| Written exercise |
All entries must be extracted exactly, with nothing added or dropped.

| Record list |
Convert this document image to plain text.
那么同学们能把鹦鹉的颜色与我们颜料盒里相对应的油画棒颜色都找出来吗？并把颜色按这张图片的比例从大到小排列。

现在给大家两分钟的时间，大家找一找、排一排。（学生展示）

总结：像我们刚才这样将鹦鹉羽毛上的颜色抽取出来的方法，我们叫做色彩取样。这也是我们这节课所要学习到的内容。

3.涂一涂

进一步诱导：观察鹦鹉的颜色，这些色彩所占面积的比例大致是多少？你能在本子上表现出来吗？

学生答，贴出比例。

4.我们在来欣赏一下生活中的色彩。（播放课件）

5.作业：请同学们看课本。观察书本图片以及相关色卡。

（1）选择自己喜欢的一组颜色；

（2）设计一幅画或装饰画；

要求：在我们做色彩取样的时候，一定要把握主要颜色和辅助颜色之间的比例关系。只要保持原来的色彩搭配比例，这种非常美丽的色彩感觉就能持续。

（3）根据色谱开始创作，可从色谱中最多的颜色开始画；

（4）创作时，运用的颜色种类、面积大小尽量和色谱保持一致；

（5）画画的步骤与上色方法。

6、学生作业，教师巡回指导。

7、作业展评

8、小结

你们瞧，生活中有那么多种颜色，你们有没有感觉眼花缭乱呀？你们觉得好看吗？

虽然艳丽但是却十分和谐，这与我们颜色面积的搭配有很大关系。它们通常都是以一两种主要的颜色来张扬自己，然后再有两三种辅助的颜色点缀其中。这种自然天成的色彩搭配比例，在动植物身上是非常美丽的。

| Reply to the task |
Convert this document image to plain text.
那么同学们能把鹦鹉的颜色与我们颜料盒里相对应的油画棒颜色都找出来吗？并把颜色按这张图片的比例从大到小排列。

现在给大家两分钟的时间，大家找一找、排一排。（学生展示）

总结：像我们刚才这样将鹦鹉羽毛上的颜色抽取出来的方法，我们叫做色彩取样。这也是我们这节课所要学习到的内容。

3.涂一涂

进一步诱导：观察鹦鹉的颜色，这些色彩所占面积的比例大致是多少？你能在本子上表现出来吗？

学生答，贴出比例。

4.我们在来欣赏一下生活中的色彩。（播放课件）

5.作业：请同学们看课本。观察书本图片以及相关色卡。

（1）选择自己喜欢的一组颜色；

（2）设计一幅画或装饰画；

要求：在我们做色彩取样的时候，一定要把握主要颜色和辅助颜色之间的比例关系。只要保持原来的色彩搭配比例，这种非常美丽的色彩感觉就能持续。

（3）根据色谱开始创作，可从色谱中最多的颜色开始画；

（4）创作时，运用的颜色种类、面积大小尽量和色谱保持一致；

（5）画画的步骤与上色方法。

6、学生作业，教师巡回指导。

7、作业展评

8、小结

你们瞧，生活中有那么多种颜色，你们有没有感觉眼花缭乱呀？你们觉得好看吗？

虽然艳丽但是却十分和谐，这与我们颜色面积的搭配有很大关系。它们通常都是以一两种主要的颜色来张扬自己，然后再有两三种辅助的颜色点缀其中。这种自然天成的色彩搭配比例，在动植物身上是非常美丽的。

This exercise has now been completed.